#### [DOCUMENT SEGMENT]
• • • •

Skip to Content

The Architects’ Building—Arriving and departing

Like a robust hermit crab, the BSA is abandoning its shell and, with it, another era in its evolution.

The Boston Society of Architects (BSA) had emphatically overgrown the rented upper floors of the row house on Hereford Street when members began to look about for a new headquarters. Hereford Street had been a cozy and convivial outpost and had the very significant virtue of being across the street from its professional progeny, the Boston Architectural College (BAC). Shortly after the BSA was established, it, in turn, had established the BAC—first a club, then a center and now a college. As the two institutions grew, the identification—and often, confusion—of one with the other was perceived as a problem. The economy was strong, and the BSA board wanted to join the business world. A move downtown and away from the student culture of upper Newbury Street would confirm the BSA as a professional association. In addition, the BSA would own the building.

At the corner of Milk Street and Broad Street, 50-52 Broad Street was the choice: a sturdily energetic mid-19th-century granite building designed by Charles Edward Parker with space for the BSA to grow. The street-level commercial space with handsome arched windows on two sides would provide an attractive street presence. An architectural bookstore/cafe would let the world know that architects had arrived!

The leadership of Boston’s largest firms made the initiation of the project feasible. BSA members and member firms donated services and called on their associates in the trades and manufacturing to step forward with donations. The BSA staff went to great lengths to lead and to support the effort—with its usual dry wit: Alexandra Lee, then BSA’s director of special projects, came up with a geographical slogan for a T-shirt to be proudly worn by donors: “I was Milked for Broad.”

After many months of committee meetings, soliciting of donations in kind, coordinating of donated services, Shawmut Building and Design was chosen to carry out the construction of the Architects’ Building. Through all this, the fact that Richard Fitzgerald, then BSA executive director, could not quite stand up in his own garret office and that there were various other oddities of the building were gracefully absorbed.

• • • •

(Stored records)
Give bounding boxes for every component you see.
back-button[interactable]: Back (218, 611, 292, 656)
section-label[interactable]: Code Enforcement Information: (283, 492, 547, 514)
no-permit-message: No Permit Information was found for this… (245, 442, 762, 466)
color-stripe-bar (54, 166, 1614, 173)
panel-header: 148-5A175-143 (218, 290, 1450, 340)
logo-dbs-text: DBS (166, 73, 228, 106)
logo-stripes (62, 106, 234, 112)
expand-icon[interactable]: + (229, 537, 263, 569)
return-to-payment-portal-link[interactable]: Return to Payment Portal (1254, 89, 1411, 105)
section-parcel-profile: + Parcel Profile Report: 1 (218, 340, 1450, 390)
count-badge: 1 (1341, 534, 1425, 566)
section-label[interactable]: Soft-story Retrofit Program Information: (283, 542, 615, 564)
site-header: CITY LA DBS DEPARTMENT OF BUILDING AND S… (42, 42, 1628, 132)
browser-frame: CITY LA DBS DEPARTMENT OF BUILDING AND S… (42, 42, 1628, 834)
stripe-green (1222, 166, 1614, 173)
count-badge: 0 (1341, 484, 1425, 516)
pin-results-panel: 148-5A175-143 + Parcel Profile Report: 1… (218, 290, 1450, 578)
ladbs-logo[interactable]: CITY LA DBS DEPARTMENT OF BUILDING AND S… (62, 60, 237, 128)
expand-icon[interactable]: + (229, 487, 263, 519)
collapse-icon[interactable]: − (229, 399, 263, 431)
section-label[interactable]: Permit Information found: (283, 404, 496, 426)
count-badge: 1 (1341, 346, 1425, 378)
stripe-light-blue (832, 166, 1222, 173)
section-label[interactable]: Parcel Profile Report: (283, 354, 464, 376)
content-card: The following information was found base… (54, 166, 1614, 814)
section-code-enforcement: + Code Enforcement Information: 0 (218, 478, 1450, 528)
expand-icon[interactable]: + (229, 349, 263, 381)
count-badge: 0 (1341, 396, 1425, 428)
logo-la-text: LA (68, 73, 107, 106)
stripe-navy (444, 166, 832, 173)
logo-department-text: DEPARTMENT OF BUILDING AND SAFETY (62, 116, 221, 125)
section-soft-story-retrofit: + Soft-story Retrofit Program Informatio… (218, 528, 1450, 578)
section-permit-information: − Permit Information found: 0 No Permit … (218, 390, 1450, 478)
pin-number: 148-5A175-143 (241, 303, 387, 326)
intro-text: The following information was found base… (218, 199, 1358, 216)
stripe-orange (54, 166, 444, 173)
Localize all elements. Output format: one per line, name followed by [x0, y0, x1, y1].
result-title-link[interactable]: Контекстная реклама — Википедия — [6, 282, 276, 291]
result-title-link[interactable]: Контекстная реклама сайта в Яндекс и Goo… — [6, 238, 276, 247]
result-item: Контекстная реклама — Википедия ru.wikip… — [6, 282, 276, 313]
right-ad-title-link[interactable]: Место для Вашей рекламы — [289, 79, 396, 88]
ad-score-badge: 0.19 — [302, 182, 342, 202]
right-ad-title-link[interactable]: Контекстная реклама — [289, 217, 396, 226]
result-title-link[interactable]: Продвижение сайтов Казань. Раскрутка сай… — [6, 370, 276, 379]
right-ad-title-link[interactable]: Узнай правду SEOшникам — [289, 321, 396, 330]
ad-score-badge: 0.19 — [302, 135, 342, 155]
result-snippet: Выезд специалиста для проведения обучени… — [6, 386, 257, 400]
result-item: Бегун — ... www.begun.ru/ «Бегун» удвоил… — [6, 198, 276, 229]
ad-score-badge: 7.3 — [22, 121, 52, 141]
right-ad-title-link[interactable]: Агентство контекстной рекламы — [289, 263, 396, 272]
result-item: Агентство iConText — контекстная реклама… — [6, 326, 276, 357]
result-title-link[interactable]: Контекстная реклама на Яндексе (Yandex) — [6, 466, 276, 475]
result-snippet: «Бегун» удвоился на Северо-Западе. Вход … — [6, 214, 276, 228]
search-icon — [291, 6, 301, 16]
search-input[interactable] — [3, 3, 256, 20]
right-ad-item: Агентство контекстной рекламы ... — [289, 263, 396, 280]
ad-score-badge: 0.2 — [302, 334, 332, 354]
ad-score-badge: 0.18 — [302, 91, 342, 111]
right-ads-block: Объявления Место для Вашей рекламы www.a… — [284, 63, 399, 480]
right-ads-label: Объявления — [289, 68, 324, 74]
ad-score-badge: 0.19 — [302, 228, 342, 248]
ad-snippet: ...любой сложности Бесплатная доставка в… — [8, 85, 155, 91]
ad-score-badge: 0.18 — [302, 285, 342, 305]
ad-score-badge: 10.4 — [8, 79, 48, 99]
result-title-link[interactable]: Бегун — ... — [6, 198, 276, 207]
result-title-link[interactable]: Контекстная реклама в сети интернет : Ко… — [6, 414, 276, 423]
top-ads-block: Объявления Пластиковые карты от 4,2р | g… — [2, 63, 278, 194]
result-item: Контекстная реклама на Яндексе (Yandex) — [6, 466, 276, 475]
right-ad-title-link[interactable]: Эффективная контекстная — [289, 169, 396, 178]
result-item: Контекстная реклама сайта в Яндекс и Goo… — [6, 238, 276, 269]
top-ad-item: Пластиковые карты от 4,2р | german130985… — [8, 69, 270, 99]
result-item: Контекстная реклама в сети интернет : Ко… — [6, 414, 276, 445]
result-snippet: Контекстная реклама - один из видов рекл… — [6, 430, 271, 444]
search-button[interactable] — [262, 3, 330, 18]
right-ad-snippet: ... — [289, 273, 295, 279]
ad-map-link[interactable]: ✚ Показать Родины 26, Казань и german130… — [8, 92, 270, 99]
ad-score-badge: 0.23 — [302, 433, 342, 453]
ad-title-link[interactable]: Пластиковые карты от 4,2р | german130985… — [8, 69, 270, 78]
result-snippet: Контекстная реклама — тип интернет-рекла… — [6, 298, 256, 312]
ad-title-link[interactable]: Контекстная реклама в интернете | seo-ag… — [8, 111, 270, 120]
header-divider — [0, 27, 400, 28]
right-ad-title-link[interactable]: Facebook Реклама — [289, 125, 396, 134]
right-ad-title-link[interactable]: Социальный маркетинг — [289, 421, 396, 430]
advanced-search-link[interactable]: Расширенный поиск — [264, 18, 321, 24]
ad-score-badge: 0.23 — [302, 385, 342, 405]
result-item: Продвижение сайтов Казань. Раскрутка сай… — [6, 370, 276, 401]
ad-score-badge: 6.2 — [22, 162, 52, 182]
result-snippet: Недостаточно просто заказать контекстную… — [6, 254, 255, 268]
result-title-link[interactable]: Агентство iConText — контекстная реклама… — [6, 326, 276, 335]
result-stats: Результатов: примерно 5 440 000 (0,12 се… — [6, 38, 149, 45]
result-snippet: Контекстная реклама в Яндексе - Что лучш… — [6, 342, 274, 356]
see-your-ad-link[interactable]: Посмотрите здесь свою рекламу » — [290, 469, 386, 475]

• • • •

#### [EXERCISES TO COMPLETE]
a - Could you update the article on the Architects' Building from "Skip to Content" up to and including "in its evolution.", with "hermit crab" changed to "nautilus"?
b - Could you continue the article about the BSA's move to the Architects' Building, starting after its last paragraph?

#### [RESULTS BY TASK]
a -
Skip to Content

The Architects’ Building—Arriving and departing

Like a robust nautilus, the BSA is abandoning its shell and, with it, another era in its evolution.

b -
The goals of the move, in addition to creating a visible public presence for the BSA, were to stimulate existing activities and seed new initiatives. The many committee meetings that had for years been accommodated in the conference rooms of member firms could take place in the new space—with our own coffee and orange juice!

A new tradition, the black-tie Conversations established by Peter Forbes, then BSA president, flourished in the main fifth floor conference room. His space, defined by sloped wooden timbers, rough granite and deeply recessed windows, was at once intimate, imposing and slightly mysterious: a perfect setting for the intensity of the discussions.

The bookstore was everything a book-buying architectural fanatic could want—unfortunately without the cafe—and its failure was an early indication of an economic decline. It was replaced by rent-paying businesses, more or less related to architecture, which made it possible for the BSA to weather declines in revenues while increasingly being called on to support and encourage a struggling profession. In the last few years, the space has been occupied by an excellent coffee shop, which has surely been the setting for many hundreds of discussions of the present and future of our profession.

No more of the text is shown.